
    This team of researchers used a special type of DNA “xeroxing” called nested polymerase chain reaction (PCR) reaction to amplify specific segments of the XMRV proviral DNA from the genomic DNA obtained from these 186 CFS subjects. In essence, they were looking to see if XMRV genetic material had integrated into human genetic material, which is a key characteristic of retroviral infection. The experiment included positive, negative and contamination controls, but did not test any samples taken from healthy subjects. The samples were coded so that the origin of the DNA was not known to the person conducting the PCR assays. XMRV was not detected in any of the 186 samples.

    Can this study be considered comparable to the results published by Lombardi et al., in Science? In short, no. Both studies included CFS patients defined by the 1994 case definition criteria, but this is where the comparability ends. Here are some of the ways the PLoS ONE and Science methods differ: The blood was collected from CFS patients in different types of blood collection tubes.

    The genomic DNA was extracted and purified using different techniques.

    The amount of genomic DNA included in the amplification assay was different.

    Different primer sequences were used that amplified different regions of the XMRV proviral DNA.

    The conditions of the PCR amplification assay were different – from the numbers of cycles, to the type of polymerase used.

    Should these differences affect an investigator’s ability to detect XMRV? To a microbiologist with experience handling samples and studying various infectious agents (as I am), these variances in procedure could make the difference between detecting XMRV or not.

    It very well could be true that XMRV is not present in the U.K. as Erlwein, et al. suggest in their discussion, but it is also possible that the technique used in the PLoS ONE paper was suboptimal due to the different methods employed, when compared to the original experiments conducted by Lombardi, et al.

    The U.S. Department of Health and Human Services Blood XMRV Scientific Research Working Group has been established to delineate the research studies that should be undertaken to evaluate whether XMRV represents a risk to the safety of the blood supply. As a first step in this evaluation, analytical panels are being developed by the National Heart, Lung, and Blood Institute Retrovirus Epidemiology Donor Study-II (REDS-II) that will allow for multiple laboratories to standardize methods to optimize sensitive detection of XMRV proviral DNA and viral RNA. Once methods are standardized, these same laboratories plan to test coded panels of blood samples obtained primarily from healthy blood donors and from CFS patients who have been reported to be positive for XMRV.

    We look forward to the results of this study and urge that it be completed expeditiously, especially in light of this report from the U.K. In the meantime, be prepared to read about more studies with conflicting findings. Rather than simply accept or dismiss new information, we will help make sense of why discrepant results occur.

    Perhaps the most important statement in the PLoS ONE paper is the acknowledgement by this group of investigators that CFS is an incapacitating organic disease affecting millions of people worldwide. Once XMRV detection methods are optimized and made widely available, we encourage this group of researchers to take another look at XMRV as a possible explanation for the organic basis of CFS in the U.K.


    Erlwein O, Kaye S, McClure MO, Weber J, Willis G, Collier D, Wessley S, Cleare A. (2010) Failure to detect the novel retrovirus XMRV in chronic fatigue syndrome. PLoS ONE 5(1):e8519. doi:10.1371/journal.pone.0008519

    Lombardi VC, Ruscetti FW, Gupta JD, Pfost MA, Hagen KS, Peterson DL, Ruscetti SK, Bagni RK, Petrow-Sadowski C, Gold B, Dean M, Silverman RH, Mikovits JA. Detection of an infectious retrovirus, XMRV, in blood cells of patients with chronic fatigue syndrome. Science 8 October 2009. 1179052.

### INFORMATION PROVIDED
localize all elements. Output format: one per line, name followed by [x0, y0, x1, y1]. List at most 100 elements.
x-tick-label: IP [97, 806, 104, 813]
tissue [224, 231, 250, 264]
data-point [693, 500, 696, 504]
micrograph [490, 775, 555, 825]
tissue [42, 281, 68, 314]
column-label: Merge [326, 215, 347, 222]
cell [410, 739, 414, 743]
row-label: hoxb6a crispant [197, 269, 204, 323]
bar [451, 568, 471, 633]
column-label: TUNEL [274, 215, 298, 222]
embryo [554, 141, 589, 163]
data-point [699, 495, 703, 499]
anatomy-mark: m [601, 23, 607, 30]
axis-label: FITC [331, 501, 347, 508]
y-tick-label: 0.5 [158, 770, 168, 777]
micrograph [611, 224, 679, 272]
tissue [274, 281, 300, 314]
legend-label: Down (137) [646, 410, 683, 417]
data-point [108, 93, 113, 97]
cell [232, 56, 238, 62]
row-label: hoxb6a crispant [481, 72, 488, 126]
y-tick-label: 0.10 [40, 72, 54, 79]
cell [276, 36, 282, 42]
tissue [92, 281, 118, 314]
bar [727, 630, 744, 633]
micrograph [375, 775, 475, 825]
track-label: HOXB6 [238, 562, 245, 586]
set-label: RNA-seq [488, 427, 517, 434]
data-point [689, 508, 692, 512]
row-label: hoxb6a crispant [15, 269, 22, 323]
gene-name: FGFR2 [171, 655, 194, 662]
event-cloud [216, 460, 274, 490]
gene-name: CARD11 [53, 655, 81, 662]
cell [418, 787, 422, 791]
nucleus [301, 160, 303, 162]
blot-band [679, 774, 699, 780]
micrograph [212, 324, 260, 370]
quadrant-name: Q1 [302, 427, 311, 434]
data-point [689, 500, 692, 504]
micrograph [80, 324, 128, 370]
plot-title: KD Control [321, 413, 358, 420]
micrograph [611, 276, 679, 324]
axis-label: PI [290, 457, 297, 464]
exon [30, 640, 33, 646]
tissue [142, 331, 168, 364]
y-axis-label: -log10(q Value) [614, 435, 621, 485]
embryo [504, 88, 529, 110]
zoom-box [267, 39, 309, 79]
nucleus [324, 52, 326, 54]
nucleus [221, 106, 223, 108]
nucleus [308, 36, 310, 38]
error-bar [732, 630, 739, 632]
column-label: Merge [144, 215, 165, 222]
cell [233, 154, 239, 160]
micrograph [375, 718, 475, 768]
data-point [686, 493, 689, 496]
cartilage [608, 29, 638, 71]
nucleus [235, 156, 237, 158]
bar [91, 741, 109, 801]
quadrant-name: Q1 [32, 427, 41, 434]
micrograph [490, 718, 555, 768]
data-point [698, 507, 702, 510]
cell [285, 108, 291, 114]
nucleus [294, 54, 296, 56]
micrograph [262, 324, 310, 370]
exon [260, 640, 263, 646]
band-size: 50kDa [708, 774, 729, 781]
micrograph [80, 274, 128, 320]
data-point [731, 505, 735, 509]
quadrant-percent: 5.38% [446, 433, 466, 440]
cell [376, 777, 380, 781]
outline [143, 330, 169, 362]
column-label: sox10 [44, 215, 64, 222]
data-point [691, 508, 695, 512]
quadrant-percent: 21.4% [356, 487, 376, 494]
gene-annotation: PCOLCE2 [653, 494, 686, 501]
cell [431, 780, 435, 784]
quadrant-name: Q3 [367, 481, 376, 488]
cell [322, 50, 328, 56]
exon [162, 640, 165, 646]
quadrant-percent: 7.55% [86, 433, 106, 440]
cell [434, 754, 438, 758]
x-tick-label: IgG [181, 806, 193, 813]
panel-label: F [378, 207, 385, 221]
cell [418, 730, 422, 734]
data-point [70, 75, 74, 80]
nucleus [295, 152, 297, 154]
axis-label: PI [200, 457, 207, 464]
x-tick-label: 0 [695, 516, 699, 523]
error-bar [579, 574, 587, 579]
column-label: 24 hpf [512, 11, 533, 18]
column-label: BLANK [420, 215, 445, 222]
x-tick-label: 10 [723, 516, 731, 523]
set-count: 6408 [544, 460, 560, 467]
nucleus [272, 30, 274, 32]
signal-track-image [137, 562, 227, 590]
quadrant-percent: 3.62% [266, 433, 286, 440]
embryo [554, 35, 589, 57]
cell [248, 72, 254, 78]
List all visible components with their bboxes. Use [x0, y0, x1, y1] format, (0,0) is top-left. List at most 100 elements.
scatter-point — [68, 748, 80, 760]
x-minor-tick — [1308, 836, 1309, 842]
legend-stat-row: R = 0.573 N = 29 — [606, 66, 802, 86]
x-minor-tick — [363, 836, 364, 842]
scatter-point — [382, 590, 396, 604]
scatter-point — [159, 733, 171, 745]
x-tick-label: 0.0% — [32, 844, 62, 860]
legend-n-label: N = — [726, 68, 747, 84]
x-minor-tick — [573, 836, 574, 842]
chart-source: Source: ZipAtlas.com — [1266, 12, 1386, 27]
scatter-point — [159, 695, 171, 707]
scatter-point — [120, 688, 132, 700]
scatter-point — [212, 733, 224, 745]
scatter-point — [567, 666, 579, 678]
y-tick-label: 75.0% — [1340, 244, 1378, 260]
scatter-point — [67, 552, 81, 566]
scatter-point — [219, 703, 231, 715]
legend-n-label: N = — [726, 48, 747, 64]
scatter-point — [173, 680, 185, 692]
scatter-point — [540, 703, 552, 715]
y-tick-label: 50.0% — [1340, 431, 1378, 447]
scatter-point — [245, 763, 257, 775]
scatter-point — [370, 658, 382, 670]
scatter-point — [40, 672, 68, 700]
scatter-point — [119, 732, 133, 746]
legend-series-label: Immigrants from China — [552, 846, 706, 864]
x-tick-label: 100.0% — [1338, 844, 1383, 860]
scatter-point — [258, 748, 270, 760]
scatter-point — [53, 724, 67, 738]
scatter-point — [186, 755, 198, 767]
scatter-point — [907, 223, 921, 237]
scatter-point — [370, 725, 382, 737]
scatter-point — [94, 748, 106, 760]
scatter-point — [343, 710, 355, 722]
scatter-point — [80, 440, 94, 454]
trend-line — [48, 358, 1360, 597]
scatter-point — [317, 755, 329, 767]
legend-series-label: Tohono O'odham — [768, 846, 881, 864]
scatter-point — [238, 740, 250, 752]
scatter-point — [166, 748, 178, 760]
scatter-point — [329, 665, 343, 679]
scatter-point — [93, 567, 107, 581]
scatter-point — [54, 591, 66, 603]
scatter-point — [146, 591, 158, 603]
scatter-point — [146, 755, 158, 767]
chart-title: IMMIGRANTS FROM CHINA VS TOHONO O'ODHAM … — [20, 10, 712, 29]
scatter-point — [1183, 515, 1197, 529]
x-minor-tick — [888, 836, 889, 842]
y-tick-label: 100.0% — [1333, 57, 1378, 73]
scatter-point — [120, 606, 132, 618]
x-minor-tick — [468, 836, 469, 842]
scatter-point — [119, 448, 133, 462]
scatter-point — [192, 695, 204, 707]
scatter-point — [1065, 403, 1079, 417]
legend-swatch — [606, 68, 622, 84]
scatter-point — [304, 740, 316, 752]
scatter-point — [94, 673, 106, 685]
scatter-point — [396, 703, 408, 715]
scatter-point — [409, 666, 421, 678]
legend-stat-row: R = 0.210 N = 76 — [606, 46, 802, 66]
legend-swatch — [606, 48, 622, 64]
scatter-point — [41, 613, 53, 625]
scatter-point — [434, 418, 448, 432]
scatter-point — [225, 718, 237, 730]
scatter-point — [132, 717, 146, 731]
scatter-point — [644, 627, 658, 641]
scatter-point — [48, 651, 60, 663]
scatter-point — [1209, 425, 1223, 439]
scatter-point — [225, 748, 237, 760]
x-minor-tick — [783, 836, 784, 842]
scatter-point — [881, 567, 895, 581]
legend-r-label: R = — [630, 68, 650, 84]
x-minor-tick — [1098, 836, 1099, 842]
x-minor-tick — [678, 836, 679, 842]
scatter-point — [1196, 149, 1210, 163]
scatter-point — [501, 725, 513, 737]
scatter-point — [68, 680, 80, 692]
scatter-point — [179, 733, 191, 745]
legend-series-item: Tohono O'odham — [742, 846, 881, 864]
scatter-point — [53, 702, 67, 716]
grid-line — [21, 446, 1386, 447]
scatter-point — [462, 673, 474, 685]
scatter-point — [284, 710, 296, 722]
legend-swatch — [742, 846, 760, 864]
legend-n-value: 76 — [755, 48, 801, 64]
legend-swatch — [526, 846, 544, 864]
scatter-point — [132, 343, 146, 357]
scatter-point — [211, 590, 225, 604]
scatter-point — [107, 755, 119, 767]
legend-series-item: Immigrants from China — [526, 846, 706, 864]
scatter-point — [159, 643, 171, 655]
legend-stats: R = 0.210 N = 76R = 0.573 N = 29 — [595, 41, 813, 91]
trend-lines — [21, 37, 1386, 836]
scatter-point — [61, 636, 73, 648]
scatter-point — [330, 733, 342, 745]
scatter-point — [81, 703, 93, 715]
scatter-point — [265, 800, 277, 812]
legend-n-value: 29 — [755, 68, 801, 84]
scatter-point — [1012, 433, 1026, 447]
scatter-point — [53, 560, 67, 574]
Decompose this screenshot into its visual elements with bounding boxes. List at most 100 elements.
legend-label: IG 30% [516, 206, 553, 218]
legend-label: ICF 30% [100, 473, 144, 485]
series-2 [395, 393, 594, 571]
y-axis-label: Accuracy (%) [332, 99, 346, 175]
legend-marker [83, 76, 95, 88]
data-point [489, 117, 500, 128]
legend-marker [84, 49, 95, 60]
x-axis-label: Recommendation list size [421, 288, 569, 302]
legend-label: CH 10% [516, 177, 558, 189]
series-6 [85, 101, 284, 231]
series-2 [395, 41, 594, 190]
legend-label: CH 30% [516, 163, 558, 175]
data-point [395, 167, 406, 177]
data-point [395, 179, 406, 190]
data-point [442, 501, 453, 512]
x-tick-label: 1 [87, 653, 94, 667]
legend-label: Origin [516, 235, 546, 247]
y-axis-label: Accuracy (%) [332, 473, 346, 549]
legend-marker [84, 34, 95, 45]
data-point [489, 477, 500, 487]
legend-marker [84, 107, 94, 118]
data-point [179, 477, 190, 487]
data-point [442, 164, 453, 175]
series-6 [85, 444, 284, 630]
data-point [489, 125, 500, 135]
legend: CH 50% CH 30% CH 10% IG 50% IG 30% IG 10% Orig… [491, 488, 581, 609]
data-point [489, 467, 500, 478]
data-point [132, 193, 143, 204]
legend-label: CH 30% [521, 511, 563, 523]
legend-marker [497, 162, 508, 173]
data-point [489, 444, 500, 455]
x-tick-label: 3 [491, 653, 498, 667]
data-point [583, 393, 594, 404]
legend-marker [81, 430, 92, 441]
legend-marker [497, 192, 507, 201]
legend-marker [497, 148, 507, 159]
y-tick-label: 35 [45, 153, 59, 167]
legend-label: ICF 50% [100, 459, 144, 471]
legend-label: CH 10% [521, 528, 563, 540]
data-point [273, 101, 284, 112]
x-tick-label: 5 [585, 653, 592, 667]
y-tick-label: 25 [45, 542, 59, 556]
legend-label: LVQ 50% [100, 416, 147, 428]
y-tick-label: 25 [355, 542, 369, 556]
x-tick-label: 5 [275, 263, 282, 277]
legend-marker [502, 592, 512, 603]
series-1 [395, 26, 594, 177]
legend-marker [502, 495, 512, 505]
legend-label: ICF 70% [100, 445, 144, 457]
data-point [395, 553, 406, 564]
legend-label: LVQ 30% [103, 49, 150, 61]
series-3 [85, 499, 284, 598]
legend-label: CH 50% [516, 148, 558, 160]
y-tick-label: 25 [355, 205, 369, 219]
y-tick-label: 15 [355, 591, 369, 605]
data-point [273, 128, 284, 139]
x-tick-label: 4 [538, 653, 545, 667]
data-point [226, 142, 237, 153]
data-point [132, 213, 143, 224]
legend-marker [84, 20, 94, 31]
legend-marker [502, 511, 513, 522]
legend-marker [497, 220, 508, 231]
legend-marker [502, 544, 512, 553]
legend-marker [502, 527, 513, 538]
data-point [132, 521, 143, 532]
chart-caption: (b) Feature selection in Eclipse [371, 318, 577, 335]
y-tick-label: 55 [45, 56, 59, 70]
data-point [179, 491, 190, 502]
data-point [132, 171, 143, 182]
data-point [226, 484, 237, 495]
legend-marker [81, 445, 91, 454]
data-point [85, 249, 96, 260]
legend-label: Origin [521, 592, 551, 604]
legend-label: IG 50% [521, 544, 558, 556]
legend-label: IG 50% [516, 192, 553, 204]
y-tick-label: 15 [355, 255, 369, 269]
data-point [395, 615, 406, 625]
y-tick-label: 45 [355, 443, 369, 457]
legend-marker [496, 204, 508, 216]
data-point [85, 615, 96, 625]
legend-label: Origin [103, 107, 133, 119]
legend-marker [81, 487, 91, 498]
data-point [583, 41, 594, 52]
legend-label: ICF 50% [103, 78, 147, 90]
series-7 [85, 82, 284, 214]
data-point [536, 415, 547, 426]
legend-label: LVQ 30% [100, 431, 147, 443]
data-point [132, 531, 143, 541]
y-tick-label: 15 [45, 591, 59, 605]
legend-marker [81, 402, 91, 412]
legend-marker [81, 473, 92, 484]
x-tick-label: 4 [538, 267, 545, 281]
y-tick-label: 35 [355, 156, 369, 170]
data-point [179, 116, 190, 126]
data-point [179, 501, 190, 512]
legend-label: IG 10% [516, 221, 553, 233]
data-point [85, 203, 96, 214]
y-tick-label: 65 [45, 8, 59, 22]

### TO DO
• a. Extract the part of the XMRV commentary between "The conditions of" and "Lombardi, et al.", inclusive.
• b. In the XMRV commentary, which group is developing analytical panels so that multiple laboratories can standardize their detection methods?

### EXERCISE RESPONSES
• a.
The conditions of the PCR amplification assay were different – from the numbers of cycles, to the type of polymerase used.

    Should these differences affect an investigator’s ability to detect XMRV? To a microbiologist with experience handling samples and studying various infectious agents (as I am), these variances in procedure could make the difference between detecting XMRV or not.

    It very well could be true that XMRV is not present in the U.K. as Erlwein, et al. suggest in their discussion, but it is also possible that the technique used in the PLoS ONE paper was suboptimal due to the different methods employed, when compared to the original experiments conducted by Lombardi, et al.

• b. The National Heart, Lung, and Blood Institute Retrovirus Epidemiology Donor Study-II (REDS-II).